WHAT IS NEEDED> Show every line where "screenshot" occurs.

⟨

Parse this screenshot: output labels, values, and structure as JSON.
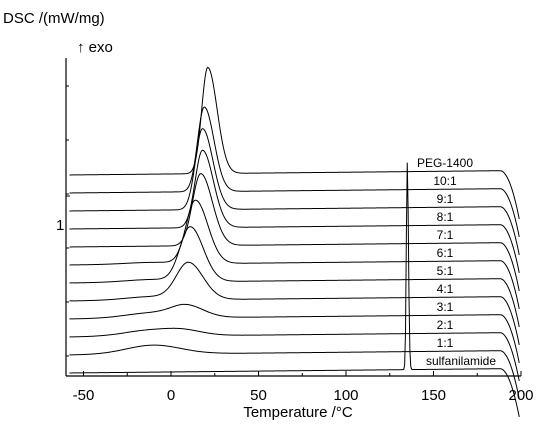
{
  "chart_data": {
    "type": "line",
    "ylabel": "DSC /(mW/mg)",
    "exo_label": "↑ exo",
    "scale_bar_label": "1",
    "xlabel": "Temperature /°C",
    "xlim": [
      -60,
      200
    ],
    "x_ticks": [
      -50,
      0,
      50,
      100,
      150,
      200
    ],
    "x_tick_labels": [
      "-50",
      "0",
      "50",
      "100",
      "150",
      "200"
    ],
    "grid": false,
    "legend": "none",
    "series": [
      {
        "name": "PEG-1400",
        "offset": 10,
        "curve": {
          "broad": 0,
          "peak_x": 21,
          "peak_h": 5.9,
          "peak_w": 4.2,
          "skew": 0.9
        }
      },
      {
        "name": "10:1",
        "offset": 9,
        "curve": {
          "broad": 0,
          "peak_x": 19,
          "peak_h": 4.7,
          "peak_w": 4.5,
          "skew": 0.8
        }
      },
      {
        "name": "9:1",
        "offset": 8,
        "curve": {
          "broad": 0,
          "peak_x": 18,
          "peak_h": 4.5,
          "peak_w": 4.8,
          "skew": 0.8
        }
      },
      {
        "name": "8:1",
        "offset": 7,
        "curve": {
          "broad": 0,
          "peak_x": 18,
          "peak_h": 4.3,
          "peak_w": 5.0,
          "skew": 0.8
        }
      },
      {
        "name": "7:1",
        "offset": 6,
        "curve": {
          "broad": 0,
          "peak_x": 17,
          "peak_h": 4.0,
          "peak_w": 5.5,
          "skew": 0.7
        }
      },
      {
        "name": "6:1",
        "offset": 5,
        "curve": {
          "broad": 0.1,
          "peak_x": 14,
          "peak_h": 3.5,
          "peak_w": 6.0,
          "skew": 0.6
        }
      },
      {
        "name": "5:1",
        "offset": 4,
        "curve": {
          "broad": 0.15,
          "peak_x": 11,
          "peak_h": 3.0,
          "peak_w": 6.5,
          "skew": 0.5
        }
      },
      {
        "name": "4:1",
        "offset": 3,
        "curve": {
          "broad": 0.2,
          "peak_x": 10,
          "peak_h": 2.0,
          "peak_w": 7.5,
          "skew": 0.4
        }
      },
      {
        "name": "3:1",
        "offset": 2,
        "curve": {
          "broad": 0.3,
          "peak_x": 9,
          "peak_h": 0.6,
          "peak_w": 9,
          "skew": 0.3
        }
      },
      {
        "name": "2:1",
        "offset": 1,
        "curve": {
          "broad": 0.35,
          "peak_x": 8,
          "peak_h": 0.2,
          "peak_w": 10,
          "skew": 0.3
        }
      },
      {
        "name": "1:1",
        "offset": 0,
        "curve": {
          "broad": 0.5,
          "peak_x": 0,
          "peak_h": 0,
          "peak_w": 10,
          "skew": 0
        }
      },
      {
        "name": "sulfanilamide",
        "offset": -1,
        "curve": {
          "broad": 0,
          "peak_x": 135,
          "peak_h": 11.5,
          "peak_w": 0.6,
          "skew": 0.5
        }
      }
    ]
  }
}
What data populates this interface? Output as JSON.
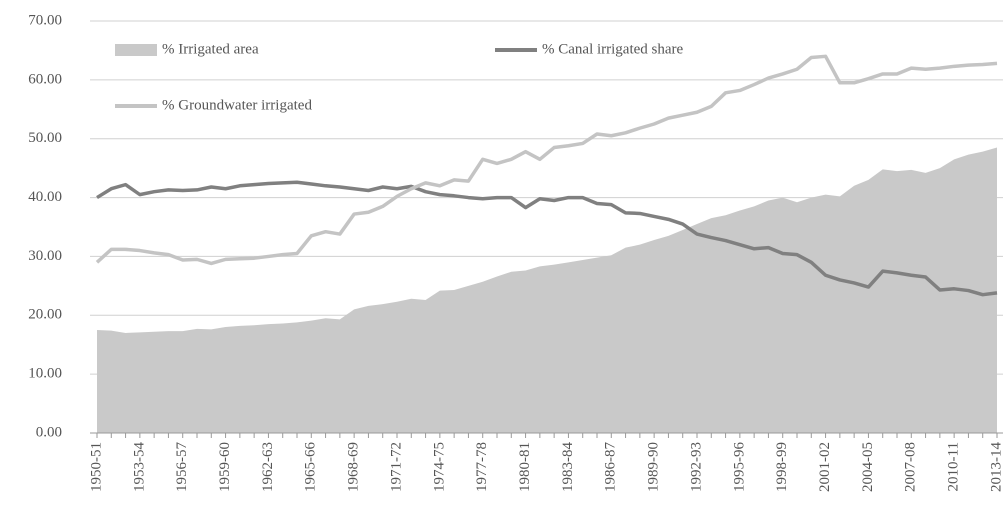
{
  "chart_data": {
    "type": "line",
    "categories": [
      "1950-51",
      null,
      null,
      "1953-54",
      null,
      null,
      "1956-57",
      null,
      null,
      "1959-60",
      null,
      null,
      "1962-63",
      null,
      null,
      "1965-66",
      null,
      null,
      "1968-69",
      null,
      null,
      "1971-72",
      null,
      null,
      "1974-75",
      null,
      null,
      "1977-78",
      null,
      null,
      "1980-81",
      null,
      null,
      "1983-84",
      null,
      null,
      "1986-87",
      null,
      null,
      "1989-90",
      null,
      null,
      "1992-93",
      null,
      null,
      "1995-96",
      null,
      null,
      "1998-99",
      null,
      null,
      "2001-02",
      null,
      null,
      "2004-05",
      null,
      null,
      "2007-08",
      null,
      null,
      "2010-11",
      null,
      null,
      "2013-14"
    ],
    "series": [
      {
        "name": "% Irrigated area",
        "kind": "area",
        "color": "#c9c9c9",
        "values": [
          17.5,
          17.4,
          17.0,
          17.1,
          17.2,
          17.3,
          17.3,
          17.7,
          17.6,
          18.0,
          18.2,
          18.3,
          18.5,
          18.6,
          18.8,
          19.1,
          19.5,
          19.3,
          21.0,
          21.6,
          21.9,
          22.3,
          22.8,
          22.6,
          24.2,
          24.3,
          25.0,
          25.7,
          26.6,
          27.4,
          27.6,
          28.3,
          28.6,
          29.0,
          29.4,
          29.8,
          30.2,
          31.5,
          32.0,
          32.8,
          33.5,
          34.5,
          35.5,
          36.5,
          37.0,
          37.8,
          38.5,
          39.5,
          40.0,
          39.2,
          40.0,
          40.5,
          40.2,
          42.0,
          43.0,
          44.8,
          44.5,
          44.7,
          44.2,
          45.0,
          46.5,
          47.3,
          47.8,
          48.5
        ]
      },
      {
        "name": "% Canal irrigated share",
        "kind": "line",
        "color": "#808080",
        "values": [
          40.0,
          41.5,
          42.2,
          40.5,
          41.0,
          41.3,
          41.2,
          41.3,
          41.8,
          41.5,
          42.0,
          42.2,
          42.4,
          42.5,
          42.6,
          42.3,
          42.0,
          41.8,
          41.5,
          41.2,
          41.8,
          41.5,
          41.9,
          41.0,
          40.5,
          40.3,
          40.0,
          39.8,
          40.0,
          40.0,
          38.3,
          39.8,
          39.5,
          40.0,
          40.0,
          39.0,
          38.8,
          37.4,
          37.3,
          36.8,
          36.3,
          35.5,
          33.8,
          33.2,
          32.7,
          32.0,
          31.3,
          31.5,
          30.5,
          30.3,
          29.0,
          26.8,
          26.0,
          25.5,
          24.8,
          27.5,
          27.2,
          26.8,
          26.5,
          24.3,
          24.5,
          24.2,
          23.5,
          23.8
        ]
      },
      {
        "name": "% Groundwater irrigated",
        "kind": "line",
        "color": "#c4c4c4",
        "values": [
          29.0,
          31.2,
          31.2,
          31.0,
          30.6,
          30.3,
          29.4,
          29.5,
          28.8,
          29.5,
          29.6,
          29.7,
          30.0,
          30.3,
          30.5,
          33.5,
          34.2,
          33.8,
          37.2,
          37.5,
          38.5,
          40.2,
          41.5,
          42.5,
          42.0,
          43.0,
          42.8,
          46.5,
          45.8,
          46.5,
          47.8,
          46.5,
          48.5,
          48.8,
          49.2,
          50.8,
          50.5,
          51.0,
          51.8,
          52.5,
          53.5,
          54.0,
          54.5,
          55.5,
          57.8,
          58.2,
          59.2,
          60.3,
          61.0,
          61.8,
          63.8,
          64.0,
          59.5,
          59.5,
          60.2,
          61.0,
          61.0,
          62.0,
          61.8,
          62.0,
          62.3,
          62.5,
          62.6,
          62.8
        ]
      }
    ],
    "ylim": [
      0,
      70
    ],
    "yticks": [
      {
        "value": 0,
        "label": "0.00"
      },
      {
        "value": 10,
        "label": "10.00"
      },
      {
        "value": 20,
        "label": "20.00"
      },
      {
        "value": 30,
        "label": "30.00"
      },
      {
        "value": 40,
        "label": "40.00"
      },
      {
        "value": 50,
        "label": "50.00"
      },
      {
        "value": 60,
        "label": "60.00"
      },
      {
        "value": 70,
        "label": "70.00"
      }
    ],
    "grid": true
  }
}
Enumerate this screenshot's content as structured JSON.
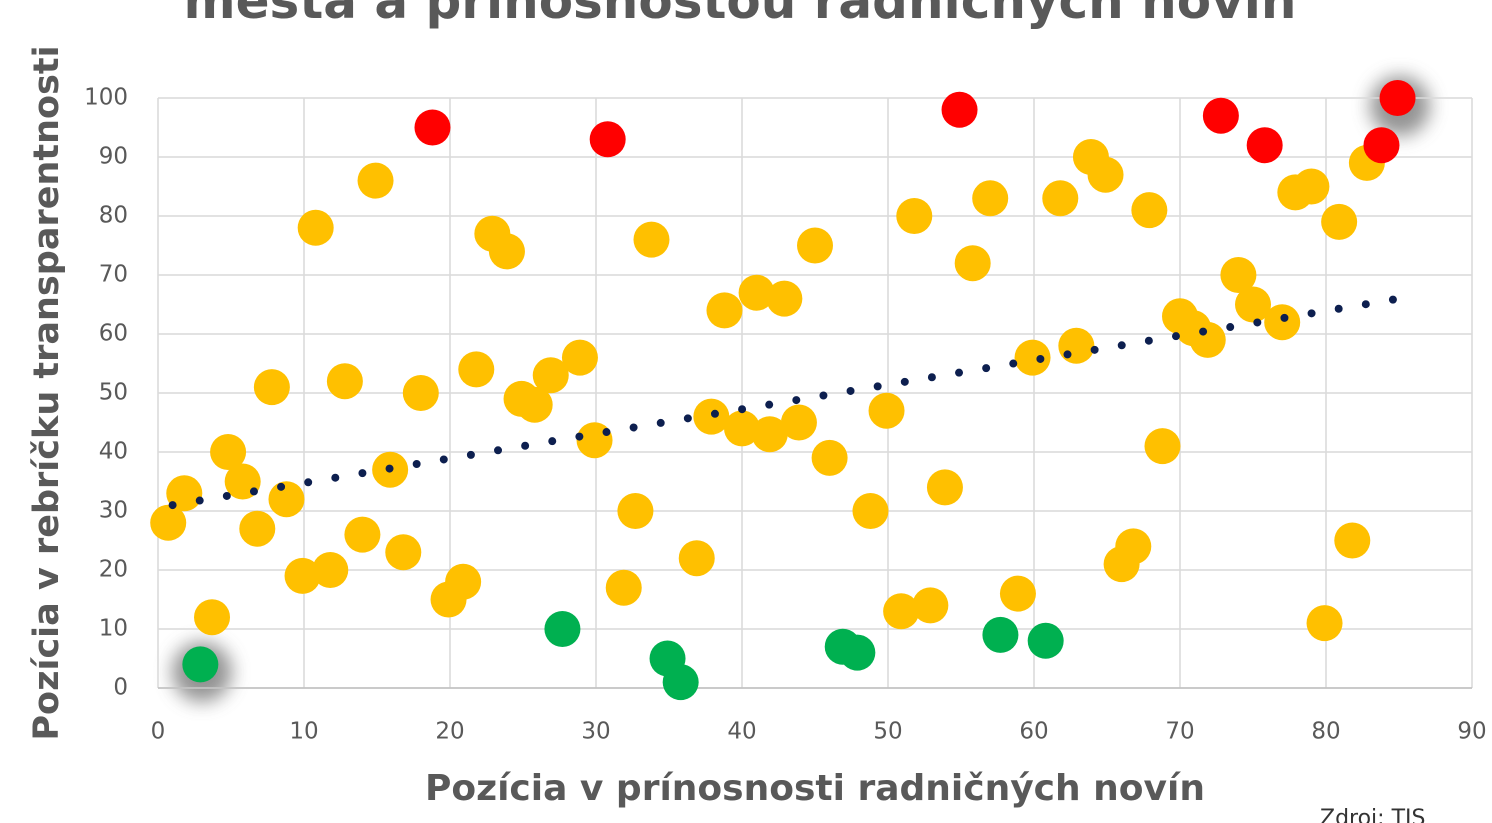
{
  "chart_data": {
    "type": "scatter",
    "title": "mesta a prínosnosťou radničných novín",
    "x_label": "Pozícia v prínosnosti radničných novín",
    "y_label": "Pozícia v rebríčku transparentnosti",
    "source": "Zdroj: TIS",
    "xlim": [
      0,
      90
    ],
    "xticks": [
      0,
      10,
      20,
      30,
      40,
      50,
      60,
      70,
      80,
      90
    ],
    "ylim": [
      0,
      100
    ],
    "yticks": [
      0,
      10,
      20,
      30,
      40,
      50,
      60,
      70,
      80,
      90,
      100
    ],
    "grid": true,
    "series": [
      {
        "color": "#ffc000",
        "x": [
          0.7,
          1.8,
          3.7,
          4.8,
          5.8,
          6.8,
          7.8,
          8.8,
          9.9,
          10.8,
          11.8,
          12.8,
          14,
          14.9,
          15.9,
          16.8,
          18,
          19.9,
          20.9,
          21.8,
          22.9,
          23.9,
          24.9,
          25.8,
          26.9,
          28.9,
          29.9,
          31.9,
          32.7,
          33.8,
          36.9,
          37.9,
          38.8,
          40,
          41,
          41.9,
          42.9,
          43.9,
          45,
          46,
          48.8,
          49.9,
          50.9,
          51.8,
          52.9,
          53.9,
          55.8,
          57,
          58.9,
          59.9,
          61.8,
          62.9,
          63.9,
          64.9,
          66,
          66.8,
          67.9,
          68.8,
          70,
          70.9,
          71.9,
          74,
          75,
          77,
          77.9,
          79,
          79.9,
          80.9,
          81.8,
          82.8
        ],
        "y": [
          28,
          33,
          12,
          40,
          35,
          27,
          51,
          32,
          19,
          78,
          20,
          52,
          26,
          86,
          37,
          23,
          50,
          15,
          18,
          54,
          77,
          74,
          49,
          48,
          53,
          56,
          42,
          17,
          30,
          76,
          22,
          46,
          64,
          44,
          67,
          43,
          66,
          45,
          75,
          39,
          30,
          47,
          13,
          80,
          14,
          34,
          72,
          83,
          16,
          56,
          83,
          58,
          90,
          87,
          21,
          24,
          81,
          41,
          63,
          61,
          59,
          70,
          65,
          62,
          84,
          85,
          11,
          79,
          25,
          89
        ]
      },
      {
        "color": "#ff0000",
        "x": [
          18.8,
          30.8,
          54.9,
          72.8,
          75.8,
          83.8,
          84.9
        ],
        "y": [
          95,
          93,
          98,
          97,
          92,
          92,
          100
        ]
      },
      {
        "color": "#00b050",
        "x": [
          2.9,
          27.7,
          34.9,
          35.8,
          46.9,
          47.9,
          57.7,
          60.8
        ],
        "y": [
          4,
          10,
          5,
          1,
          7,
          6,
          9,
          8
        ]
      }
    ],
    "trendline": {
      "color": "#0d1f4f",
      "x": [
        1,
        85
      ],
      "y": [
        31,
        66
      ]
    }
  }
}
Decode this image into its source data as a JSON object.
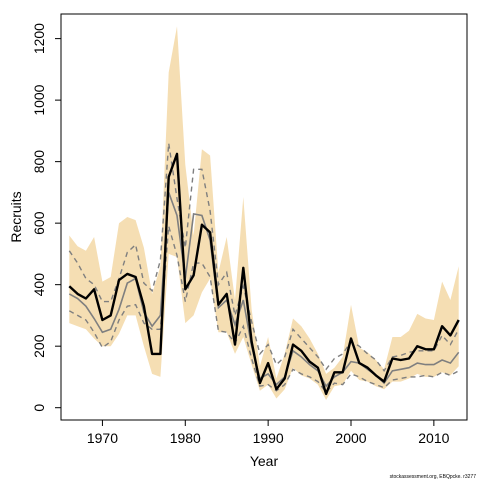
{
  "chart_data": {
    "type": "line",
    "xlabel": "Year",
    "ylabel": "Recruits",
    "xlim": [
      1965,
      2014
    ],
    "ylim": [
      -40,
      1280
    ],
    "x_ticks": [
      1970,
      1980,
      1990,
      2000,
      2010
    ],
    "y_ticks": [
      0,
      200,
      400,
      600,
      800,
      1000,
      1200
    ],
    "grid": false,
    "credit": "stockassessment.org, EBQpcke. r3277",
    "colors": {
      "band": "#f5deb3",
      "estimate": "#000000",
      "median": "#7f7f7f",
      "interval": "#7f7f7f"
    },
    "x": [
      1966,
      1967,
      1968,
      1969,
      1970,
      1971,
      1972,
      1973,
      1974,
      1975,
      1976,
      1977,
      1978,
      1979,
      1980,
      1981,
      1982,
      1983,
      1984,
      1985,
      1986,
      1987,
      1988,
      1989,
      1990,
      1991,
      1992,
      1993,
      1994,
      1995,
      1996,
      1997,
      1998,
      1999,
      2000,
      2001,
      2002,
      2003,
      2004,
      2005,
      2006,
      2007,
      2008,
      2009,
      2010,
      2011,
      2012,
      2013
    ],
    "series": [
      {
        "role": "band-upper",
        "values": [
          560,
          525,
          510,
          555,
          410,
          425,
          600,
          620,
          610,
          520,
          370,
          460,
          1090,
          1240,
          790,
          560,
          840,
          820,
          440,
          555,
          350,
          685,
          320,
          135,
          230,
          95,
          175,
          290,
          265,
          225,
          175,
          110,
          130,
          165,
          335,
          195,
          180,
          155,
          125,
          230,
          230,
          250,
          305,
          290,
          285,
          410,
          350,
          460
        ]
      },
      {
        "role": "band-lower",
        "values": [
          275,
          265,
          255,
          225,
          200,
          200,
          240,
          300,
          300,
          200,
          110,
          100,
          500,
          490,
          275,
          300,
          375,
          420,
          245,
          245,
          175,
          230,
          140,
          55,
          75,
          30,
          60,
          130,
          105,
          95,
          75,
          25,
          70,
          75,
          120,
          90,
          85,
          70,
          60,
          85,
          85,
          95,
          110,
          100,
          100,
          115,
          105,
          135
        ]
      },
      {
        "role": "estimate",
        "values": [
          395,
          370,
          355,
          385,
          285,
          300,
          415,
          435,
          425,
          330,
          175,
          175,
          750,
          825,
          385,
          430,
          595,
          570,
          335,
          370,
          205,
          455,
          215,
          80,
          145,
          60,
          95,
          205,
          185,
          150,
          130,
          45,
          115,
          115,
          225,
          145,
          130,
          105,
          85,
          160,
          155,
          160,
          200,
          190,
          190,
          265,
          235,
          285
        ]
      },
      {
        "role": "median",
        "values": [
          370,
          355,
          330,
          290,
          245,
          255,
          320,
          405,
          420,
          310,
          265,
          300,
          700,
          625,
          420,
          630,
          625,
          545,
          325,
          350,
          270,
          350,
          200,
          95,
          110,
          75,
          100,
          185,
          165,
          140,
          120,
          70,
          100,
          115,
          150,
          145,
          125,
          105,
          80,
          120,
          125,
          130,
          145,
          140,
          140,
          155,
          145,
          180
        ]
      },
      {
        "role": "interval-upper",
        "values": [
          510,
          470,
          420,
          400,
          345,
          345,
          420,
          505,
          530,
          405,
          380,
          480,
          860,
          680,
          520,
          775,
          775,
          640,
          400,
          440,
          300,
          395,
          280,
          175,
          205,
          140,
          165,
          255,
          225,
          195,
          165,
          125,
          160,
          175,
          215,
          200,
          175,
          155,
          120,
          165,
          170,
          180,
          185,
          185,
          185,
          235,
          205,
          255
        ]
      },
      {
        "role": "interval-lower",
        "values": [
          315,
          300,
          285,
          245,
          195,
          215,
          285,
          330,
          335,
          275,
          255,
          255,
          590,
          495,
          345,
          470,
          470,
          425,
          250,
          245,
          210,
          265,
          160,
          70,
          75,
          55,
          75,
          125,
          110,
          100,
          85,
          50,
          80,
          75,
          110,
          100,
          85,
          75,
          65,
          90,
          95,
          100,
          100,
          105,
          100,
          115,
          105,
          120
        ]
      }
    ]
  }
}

⟩

RESULT FOR THIS TASK>
Parse this screenshot: output labels, values, and structure as JSON.
Enumerate this screenshot's content as structured JSON.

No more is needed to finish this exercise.